• Record excerpts:

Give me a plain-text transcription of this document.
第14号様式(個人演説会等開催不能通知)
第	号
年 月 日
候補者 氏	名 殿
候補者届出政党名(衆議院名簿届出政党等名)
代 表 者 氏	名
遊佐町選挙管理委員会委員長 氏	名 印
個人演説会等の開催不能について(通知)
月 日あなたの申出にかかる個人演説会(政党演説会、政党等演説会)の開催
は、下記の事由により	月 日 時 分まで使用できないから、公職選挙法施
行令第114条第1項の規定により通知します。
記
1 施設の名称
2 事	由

• Given task: Exactly reproduce all of the entries above.

• Output:
Give me a plain-text transcription of this document.
第14号様式(個人演説会等開催不能通知)
第	号
年 月 日
候補者 氏	名 殿
候補者届出政党名(衆議院名簿届出政党等名)
代 表 者 氏	名
遊佐町選挙管理委員会委員長 氏	名 印
個人演説会等の開催不能について(通知)
月 日あなたの申出にかかる個人演説会(政党演説会、政党等演説会)の開催
は、下記の事由により	月 日 時 分まで使用できないから、公職選挙法施
行令第114条第1項の規定により通知します。
記
1 施設の名称
2 事	由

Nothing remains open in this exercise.